=== Extrait fourni ===

Né en 1888, le Saint Hiéromartyr Nikon (Beliaev) fut hiéromoine à la Skite du Monastère d’Optina. Il en fut un des derniers startsy, ayant eu pour père spirituel Saint Barsanuphe, lui-même fils spirituel du Saint Starets Anatole (Zertsalov) d’Optina. Un récit de sa vie a été traduit en plusieurs parties sur le présent blogue et est accessible ici. Le Monastère a publié le journal tenu par le novice Nicolas pendant les trois premières années de sa vie monastique. (Дневник послушника Николая Беляева (преподобного Оптинского старца Никона). Le texte ci-dessous est la traduction (sur base de l’édition de 2016) des premières pages de cet ouvrage remarquable, inédit en français. Le début de la traduction se trouve ici.

(…)
27 octobre
Aujourd’hui, jour de commémoration du saint moine Nestor le Chroniqueur de la Laure des Grottes de Kiev, Batiouchka m’a confié une nouvelle obédience, la rédaction d’une description de la Skite. Je ne peux pas refuser, mais je sens que je ne pourrai accomplir cette obédience qu’avec l’aide de Dieu et avec les saintes prières sacrées de Batiouchka. Seigneur, bénis mon humble travail!
29 octobre
Il m’arrive de parler à Batiouchka entre deux travaux, ou lors du thé, parfois après la liturgie, et alors, comme tout ce qui était question insoluble pour moi devient clair et compréhensible! Mes yeux s’ouvrent immédiatement.
«On demanda au Père Ambroise, dit récemment Batiouchka, ce qu’est le monachisme. «La béatitude», répondit-il. Et en effet, c’est une béatitude telle qu’il est impossible de l’imaginer. Mais le monachisme n’est pas aussi facile que certains le pensent, ni pas aussi difficile et désolant que d’autres l’affirment.

===

Exercice écrit a =>
Mettez à jour les enregistrements, du début jusqu'à la ligne contenant «- list-item-number: 1.: [20, 240, 34, 256]» incluse, en remplaçant «footer-band» par «bottom-band». Recopiez seulement ces lignes, sans rien y changer d'autre.

=== Enregistrements affichés ===

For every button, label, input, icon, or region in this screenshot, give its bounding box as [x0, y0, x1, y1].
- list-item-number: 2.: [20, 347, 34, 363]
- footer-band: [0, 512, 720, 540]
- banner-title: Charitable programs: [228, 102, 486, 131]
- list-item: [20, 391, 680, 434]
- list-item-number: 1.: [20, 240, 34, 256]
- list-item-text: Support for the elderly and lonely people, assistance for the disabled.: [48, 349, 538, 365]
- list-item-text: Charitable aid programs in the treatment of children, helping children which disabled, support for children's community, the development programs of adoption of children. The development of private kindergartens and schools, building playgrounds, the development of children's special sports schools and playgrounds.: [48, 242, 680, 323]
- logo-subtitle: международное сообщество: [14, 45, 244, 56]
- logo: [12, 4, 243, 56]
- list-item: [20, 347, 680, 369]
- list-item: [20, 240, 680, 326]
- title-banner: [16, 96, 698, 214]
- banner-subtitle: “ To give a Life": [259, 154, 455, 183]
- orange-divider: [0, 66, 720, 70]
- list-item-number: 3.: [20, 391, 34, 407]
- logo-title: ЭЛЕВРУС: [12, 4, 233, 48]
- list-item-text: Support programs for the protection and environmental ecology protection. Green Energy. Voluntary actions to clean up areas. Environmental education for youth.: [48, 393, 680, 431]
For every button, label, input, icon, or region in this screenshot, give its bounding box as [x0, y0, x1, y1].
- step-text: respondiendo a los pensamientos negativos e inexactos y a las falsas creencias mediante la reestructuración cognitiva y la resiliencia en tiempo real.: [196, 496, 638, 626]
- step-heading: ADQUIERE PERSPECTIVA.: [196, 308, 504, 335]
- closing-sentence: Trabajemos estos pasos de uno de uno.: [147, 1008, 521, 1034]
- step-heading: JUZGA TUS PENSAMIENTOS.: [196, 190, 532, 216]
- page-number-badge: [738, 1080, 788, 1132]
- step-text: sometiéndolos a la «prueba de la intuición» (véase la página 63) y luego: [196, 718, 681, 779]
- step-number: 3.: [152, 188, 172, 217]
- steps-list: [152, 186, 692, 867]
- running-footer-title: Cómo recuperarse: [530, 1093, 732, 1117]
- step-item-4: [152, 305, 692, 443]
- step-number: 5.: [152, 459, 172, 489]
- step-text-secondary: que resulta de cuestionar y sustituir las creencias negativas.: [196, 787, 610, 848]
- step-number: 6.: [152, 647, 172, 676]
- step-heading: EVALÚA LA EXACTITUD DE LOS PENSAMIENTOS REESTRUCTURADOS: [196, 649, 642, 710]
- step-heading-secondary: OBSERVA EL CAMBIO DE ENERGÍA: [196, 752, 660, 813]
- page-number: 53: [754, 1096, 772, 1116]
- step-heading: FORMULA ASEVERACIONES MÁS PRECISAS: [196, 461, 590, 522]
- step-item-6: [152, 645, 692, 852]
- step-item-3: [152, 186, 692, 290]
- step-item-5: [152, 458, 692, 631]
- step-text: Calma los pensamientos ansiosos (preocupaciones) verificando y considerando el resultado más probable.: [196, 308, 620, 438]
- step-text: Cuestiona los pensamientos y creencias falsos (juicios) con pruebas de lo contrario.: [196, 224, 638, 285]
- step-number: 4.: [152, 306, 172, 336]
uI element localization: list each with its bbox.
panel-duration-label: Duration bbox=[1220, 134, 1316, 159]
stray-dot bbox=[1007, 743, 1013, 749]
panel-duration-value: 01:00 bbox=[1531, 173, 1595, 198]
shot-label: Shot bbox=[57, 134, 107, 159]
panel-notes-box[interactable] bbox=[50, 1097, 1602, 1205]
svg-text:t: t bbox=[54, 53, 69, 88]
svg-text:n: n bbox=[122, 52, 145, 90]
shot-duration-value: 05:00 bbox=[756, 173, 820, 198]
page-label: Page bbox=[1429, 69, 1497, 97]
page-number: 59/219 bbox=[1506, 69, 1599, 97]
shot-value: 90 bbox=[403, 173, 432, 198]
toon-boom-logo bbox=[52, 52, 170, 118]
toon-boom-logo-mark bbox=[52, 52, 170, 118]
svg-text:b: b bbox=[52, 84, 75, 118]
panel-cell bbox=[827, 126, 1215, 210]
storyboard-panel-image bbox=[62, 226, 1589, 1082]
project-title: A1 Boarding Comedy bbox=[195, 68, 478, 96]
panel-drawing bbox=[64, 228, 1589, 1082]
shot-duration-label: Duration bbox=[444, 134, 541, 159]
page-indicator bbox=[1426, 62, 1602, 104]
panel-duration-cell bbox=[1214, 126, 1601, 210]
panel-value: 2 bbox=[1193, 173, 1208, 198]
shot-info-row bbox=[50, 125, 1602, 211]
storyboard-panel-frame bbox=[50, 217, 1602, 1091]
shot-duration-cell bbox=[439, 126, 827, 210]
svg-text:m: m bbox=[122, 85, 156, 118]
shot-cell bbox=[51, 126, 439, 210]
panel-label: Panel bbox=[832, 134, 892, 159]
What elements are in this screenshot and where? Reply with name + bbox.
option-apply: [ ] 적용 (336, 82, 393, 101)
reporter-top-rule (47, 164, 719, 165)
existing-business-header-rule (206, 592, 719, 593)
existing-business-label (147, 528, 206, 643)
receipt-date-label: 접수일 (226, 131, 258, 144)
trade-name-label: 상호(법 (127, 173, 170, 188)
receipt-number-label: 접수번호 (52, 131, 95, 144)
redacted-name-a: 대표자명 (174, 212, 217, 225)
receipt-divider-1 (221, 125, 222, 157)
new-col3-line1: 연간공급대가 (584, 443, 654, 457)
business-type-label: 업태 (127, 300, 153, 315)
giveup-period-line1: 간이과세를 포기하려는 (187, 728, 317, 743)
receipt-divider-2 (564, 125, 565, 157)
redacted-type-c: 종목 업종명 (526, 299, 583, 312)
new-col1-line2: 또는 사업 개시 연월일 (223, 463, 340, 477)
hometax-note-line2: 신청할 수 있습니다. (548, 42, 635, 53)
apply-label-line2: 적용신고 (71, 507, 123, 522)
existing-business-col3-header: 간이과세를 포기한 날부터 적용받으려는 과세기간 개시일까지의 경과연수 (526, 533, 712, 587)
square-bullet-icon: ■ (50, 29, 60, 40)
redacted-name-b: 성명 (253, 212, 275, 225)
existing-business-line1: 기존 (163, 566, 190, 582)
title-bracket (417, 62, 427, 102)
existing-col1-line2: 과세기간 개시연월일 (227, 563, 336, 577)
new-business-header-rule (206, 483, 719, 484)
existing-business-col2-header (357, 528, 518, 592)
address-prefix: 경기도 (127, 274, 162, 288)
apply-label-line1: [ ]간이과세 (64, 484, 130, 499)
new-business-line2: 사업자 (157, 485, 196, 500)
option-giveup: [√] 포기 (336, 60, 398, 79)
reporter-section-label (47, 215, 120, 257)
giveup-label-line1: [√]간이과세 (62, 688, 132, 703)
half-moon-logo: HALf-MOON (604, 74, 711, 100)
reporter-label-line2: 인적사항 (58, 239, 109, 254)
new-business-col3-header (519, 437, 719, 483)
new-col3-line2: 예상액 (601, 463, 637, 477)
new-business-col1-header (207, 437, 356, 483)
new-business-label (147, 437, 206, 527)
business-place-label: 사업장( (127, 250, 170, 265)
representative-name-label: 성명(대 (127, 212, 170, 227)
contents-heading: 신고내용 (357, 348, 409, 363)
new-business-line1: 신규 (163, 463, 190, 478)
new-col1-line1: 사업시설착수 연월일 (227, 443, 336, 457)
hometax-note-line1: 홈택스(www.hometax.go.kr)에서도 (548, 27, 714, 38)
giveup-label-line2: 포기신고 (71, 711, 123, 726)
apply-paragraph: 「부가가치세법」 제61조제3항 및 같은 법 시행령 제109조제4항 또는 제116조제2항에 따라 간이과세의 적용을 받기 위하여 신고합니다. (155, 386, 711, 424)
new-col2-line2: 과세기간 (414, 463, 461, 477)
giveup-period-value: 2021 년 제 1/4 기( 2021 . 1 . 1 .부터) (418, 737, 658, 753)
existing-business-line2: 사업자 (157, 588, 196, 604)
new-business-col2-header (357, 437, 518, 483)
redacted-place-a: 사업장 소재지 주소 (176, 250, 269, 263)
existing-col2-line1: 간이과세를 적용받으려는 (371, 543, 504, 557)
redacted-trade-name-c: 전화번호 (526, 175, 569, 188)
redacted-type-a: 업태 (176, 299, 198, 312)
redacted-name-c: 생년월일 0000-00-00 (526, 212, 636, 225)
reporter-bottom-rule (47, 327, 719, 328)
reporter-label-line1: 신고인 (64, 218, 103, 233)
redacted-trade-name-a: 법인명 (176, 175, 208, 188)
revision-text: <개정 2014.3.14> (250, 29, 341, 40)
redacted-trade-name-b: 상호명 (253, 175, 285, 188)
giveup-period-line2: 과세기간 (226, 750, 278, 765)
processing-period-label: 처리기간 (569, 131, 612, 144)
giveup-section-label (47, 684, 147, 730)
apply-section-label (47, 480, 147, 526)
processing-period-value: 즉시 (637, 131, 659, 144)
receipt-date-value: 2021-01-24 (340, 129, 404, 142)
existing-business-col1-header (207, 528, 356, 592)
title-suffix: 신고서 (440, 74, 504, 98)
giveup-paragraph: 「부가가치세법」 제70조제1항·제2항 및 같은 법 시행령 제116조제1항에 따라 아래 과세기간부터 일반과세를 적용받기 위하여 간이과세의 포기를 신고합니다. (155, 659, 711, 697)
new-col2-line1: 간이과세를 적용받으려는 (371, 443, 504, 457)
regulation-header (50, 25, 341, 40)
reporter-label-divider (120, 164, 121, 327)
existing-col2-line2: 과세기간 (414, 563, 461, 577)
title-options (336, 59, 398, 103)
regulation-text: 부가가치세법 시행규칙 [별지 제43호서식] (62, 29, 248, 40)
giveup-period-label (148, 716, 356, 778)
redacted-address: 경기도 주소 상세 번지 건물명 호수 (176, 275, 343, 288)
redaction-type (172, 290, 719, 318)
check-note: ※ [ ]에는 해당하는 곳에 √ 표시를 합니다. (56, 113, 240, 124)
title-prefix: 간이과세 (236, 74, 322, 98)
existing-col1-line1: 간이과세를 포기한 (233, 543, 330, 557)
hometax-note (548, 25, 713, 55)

===

Exercice écrit b =>
Prolongez le journal du novice Nicolas à Optina en repartant de sa dernière phrase.

Résultat obtenu a =>
For every button, label, input, icon, or region in this screenshot, give its bounding box as [x0, y0, x1, y1].
- list-item-number: 2.: [20, 347, 34, 363]
- bottom-band: [0, 512, 720, 540]
- banner-title: Charitable programs: [228, 102, 486, 131]
- list-item: [20, 391, 680, 434]
- list-item-number: 1.: [20, 240, 34, 256]

Résultat obtenu b =>
J’ai écrit un poème dédié au Père Ambroise, «Heureux, celui qui a accompli le chemin de la perfection…», quand j’étais encore dans le monde et, après l’avoir imprimé à Kazan, je l’ai envoyé au Père Ambroise. Puis, quand je suis arrivé à Optina chez le Père Ambroise et lui ai rappelé le poème, il m’a dit:
– Et ce poème, vous l’avez sur vous? Il pointa du doigt ma poitrine. J’ai alors tâté les poches de mon uniforme sur ma poitrine et répondu:
– Non.
– Comment ça? Ainsi, non?
– Oui, Batiouchka, c’est non.
– Hm, non! Comment est-ce possible?
Je n’y comprenais rien. Et quand on m’a dit que le Père Ambroise ne disait rien en vain, même quand il plaisantait, j’ai interrogé à ce sujet le Père Hilarion et le Père Jonas, chacun séparément, et ils m’ont donné les mêmes réponses, à savoir: «avec vous, cela signifie dans votre cœur, c’est-à-dire qu’il demandait si vous accomplissiez ce qui est écrit dans le poème, si votre disposition intérieure correspondait à ce qui était écrit.»
Alors j’ai compris le problème. J’ai réalisé que je n’avais en fait vraiment pas le poème en moi, mais que le Père Ambroise, bien sûr, l’avait».
Batiouchka m’a dit que le Père Jonas lui avait prédit (c’est-à-dire à Batiouchka) qu’il deviendrait starets et supérieur de la Skite presque dix ans avant que s’accomplisse cette prédiction. Le Père Jonas était, selon les paroles de Batiouchka, un remarquable héros de l’ascèse, et non un moine ordinaire comme beaucoup le pensaient, car il se cachait.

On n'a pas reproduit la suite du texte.